#### What you need to do
List every line in this data where the string "color" occurs.

Extracted data entries:
((
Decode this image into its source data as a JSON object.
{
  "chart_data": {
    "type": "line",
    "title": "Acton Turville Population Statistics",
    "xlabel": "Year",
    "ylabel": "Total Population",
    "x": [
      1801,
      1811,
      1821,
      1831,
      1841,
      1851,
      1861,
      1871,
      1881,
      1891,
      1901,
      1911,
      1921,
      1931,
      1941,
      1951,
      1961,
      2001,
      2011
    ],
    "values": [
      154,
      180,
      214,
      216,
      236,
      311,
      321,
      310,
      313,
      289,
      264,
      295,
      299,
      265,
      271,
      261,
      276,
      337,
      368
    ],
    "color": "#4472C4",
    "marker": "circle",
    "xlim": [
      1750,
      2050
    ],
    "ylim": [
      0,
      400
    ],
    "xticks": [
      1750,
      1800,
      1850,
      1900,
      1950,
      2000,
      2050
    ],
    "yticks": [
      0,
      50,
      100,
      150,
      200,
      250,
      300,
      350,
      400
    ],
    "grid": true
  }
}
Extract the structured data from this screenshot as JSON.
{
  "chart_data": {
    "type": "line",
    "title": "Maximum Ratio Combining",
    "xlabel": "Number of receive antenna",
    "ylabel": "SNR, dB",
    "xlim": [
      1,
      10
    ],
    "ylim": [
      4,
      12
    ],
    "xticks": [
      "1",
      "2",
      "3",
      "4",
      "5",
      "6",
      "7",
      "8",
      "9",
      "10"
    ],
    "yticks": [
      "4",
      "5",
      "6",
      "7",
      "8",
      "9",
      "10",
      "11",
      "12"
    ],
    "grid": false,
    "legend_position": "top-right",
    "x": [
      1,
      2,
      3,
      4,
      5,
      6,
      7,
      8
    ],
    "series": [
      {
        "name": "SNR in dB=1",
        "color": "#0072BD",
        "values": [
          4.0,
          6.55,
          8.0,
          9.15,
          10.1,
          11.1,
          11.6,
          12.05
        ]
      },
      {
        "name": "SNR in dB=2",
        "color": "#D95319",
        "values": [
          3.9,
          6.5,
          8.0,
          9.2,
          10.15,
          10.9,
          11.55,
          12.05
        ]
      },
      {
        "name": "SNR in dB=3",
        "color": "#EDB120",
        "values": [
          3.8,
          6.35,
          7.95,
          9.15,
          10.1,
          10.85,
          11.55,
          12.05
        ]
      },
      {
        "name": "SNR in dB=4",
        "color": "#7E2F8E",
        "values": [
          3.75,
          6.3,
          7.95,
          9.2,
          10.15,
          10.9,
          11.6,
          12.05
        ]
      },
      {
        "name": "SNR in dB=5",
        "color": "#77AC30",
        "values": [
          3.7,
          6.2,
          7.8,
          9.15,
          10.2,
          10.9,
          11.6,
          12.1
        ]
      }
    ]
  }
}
))
#### Task output
    "color": "#4472C4",
        "color": "#0072BD",
        "color": "#D95319",
        "color": "#EDB120",
        "color": "#7E2F8E",
        "color": "#77AC30",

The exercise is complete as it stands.